» Required task
How many lines in the listing below include the word "this"? Answer with the number and nothing else.
___ Supplied data ___
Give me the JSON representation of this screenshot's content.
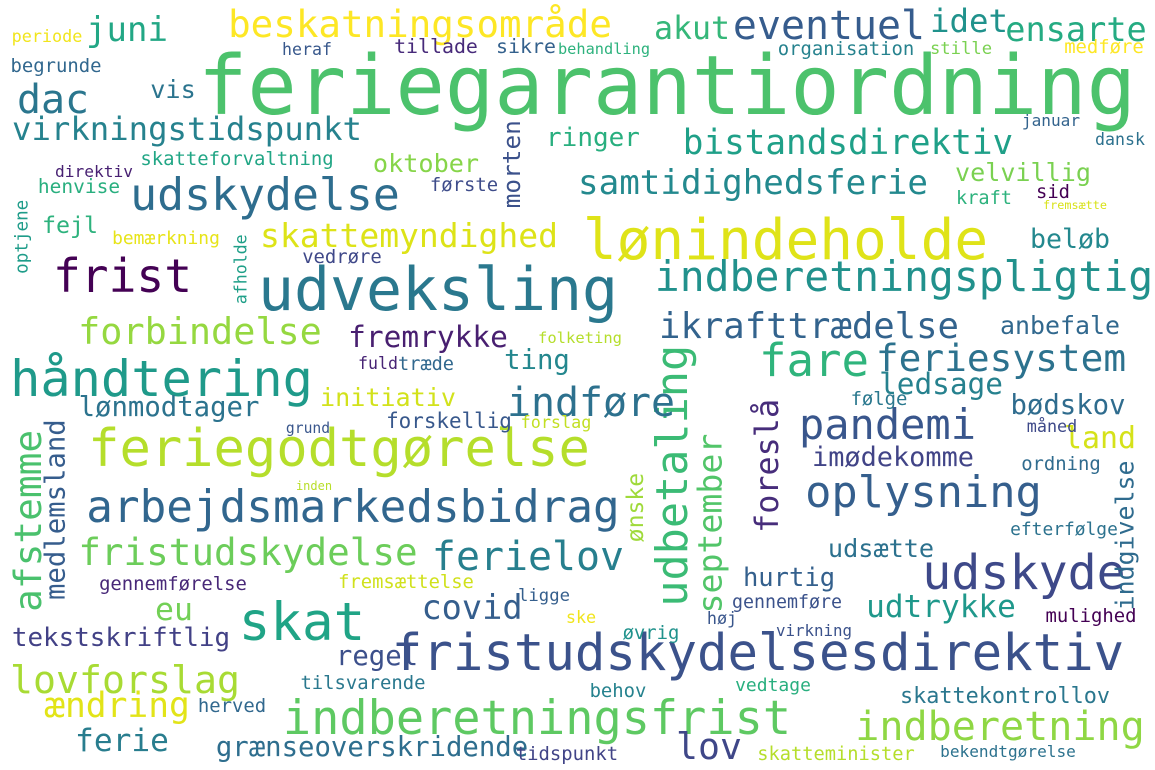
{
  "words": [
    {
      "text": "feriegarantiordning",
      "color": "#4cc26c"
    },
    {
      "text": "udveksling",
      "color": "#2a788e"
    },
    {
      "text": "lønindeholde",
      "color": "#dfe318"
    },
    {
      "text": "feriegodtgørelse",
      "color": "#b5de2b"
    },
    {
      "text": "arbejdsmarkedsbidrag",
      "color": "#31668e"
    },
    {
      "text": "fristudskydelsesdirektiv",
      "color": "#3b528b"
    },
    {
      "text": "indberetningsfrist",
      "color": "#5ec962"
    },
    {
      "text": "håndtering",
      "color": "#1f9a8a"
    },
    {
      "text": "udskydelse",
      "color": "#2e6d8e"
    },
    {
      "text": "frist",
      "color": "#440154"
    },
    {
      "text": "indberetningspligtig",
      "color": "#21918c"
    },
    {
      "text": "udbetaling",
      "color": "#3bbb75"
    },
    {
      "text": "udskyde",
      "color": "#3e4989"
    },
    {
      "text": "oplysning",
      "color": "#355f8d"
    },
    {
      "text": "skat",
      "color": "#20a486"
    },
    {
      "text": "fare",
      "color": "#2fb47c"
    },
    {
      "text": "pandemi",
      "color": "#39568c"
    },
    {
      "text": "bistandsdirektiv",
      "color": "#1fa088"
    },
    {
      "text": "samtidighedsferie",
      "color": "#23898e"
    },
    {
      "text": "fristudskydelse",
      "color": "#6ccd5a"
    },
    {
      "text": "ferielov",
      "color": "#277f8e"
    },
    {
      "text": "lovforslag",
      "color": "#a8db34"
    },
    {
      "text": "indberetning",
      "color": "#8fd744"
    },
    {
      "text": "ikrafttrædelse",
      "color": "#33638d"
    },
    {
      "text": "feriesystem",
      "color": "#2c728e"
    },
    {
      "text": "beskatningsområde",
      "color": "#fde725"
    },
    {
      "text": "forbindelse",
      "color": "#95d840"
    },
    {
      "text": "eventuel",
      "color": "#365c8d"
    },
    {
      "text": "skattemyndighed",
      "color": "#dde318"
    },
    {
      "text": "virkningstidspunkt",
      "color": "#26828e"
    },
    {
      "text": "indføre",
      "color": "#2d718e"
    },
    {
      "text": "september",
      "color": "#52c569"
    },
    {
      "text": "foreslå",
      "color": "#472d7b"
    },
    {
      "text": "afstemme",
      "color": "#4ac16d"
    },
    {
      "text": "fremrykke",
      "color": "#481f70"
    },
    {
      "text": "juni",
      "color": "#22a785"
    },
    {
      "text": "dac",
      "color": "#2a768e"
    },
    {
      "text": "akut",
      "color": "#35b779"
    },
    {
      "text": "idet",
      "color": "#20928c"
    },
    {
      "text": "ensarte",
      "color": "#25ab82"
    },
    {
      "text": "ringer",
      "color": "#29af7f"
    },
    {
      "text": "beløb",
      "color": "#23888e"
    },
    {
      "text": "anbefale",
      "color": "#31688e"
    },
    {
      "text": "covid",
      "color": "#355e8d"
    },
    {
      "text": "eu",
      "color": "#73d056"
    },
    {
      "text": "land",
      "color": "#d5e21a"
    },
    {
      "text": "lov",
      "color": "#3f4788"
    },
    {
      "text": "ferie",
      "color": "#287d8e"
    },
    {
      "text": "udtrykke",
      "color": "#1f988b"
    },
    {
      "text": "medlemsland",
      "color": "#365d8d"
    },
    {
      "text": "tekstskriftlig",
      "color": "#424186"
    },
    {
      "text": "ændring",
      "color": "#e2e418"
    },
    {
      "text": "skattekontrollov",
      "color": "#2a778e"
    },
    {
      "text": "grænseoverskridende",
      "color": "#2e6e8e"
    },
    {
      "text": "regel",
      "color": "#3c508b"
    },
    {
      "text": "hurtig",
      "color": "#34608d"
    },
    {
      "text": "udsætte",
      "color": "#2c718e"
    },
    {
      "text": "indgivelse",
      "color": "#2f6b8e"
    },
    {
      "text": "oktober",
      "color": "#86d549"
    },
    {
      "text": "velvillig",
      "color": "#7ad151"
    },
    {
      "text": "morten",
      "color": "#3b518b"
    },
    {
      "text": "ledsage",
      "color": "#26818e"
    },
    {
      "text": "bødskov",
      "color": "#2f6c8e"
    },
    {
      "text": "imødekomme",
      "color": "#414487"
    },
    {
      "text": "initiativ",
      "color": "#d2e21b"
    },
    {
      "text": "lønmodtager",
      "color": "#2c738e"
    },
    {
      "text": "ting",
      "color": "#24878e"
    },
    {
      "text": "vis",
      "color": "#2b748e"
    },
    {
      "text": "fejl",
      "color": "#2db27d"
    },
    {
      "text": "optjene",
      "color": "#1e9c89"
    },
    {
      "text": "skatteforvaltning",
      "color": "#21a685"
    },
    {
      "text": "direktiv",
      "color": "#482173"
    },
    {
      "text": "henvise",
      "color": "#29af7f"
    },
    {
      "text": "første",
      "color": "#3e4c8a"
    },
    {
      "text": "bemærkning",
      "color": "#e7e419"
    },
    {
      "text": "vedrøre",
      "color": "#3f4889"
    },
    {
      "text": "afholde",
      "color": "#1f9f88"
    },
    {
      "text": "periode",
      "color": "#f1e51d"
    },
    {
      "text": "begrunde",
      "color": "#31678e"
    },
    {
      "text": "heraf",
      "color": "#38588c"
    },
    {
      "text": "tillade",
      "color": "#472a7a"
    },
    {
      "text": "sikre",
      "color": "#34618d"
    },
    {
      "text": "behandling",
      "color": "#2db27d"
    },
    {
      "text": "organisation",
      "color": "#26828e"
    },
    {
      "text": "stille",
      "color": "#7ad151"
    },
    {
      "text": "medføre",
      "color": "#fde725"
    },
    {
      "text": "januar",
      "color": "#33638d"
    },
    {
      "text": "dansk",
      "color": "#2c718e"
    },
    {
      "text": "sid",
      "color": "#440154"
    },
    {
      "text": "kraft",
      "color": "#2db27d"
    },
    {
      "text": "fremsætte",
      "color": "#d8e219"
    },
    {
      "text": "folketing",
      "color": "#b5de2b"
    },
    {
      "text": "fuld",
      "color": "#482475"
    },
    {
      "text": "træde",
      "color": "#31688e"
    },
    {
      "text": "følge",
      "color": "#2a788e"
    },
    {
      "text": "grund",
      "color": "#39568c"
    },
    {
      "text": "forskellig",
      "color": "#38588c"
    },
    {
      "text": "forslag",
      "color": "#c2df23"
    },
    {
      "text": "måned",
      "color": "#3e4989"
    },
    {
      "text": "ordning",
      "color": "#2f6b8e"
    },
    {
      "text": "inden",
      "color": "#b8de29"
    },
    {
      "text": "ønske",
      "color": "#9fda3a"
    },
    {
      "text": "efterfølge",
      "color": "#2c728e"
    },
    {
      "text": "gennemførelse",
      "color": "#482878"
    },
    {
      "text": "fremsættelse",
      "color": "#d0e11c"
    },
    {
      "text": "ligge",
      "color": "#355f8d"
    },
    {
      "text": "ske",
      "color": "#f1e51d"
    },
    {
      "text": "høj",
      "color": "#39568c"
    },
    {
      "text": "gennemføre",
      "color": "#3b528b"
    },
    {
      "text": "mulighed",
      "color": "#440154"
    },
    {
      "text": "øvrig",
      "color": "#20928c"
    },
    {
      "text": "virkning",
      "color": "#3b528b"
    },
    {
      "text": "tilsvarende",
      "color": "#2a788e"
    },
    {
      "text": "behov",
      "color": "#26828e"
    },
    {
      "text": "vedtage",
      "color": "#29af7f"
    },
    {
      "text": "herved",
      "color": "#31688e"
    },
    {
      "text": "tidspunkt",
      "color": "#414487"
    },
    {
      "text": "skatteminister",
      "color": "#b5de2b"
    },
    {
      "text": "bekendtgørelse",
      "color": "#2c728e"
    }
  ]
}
___
___ Supplied data ___
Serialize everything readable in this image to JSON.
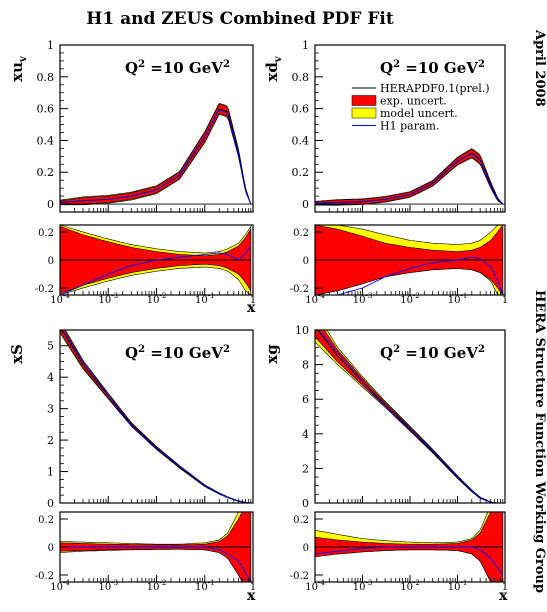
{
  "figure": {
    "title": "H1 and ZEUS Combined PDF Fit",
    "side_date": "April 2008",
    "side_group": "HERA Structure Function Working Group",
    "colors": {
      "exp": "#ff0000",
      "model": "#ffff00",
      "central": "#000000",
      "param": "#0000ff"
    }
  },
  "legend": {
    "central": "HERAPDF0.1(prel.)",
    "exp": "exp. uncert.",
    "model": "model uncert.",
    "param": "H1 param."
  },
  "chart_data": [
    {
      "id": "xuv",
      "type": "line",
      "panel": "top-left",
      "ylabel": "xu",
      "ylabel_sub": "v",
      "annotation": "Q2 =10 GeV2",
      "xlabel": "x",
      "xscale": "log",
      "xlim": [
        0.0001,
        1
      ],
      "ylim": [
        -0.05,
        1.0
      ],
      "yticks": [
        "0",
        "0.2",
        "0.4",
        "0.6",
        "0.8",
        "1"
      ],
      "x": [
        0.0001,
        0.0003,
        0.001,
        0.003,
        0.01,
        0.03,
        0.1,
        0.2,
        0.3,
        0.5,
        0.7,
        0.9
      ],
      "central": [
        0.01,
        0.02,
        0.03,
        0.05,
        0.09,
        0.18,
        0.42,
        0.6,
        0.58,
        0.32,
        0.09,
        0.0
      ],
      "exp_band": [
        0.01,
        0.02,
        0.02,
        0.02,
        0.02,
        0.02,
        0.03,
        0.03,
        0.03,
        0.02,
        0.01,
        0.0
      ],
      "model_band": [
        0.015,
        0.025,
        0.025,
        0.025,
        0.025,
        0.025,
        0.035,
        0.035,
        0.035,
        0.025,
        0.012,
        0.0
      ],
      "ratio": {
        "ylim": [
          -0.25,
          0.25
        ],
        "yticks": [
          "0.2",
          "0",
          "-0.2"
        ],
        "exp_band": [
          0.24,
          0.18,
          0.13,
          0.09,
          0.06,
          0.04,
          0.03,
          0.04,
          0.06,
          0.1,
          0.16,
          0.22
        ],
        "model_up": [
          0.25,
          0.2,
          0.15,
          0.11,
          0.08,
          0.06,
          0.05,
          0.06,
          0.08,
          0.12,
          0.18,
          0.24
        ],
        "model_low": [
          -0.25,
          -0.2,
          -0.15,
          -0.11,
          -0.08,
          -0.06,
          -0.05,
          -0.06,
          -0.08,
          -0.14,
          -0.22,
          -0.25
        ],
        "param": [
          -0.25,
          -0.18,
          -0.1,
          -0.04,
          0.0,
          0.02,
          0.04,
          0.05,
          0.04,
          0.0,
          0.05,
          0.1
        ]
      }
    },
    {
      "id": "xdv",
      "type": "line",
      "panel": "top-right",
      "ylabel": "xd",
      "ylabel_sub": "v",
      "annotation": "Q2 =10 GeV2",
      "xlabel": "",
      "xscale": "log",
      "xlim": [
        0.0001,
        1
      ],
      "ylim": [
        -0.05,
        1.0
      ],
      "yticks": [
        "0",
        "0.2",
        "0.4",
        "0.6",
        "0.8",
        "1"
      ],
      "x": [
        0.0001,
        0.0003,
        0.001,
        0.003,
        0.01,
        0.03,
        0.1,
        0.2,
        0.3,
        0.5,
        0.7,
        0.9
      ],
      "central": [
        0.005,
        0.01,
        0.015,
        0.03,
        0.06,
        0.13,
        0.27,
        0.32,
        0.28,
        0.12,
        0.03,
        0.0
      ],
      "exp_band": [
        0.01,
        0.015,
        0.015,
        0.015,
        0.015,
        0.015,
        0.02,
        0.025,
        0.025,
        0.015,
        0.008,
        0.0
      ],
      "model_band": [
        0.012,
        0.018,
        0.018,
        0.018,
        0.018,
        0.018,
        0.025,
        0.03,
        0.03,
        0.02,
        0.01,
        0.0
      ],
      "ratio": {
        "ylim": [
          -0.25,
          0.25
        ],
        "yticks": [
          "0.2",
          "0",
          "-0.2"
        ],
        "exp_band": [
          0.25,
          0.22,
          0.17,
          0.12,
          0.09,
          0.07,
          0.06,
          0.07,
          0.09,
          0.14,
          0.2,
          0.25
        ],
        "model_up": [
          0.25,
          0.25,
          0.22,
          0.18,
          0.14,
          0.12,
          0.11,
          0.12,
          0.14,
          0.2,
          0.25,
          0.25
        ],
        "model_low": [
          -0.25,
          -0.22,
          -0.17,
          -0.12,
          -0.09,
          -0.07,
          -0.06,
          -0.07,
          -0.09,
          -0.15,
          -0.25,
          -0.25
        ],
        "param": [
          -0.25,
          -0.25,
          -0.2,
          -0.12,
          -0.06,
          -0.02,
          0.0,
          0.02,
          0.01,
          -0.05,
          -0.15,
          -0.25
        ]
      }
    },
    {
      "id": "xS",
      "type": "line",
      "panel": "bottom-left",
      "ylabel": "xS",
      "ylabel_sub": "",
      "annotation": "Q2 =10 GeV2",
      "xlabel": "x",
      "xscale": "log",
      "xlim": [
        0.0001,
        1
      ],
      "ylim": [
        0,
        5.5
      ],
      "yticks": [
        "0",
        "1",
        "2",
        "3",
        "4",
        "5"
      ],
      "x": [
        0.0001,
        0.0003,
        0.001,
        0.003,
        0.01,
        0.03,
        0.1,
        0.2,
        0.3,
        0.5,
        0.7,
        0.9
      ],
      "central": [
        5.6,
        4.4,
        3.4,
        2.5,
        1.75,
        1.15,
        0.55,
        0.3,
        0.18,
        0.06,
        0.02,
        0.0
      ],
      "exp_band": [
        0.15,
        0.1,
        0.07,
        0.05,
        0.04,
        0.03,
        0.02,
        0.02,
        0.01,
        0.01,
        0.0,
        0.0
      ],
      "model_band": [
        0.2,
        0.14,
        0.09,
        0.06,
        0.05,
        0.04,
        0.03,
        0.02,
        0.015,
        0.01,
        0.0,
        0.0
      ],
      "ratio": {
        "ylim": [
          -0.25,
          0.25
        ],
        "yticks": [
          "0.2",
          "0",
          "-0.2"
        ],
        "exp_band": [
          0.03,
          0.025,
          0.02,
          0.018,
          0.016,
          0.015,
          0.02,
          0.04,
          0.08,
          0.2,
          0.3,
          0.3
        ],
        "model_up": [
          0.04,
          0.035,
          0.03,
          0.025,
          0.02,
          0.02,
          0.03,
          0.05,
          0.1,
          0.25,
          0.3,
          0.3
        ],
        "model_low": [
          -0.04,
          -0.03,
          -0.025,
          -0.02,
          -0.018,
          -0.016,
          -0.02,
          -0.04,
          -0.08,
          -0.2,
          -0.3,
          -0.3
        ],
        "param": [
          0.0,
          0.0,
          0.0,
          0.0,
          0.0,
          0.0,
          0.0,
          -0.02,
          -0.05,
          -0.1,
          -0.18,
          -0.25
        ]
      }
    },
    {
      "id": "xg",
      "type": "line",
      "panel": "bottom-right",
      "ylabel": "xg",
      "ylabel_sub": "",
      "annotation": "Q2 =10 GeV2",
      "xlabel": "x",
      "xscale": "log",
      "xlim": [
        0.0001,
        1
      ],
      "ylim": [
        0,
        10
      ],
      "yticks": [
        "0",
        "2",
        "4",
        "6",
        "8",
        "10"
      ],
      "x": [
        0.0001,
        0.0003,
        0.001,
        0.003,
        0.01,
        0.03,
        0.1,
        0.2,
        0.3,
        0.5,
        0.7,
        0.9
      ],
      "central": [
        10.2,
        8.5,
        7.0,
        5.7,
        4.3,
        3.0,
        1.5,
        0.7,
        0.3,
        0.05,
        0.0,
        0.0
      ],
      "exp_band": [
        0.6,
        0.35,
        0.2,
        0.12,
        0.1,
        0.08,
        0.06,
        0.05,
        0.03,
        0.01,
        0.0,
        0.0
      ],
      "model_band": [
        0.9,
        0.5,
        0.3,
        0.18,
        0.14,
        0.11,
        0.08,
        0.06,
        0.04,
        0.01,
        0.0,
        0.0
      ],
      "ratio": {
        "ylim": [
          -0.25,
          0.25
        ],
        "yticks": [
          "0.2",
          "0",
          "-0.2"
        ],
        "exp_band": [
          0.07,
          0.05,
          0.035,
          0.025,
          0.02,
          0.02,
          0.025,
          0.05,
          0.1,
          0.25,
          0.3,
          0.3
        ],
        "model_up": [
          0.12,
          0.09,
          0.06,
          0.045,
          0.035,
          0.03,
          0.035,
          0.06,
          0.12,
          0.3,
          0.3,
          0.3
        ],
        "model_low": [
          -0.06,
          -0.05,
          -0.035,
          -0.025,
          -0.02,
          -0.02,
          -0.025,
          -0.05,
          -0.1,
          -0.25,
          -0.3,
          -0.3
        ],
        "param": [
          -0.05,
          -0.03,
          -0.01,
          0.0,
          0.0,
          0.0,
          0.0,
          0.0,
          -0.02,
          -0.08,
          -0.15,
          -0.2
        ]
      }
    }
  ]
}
___
» In response
2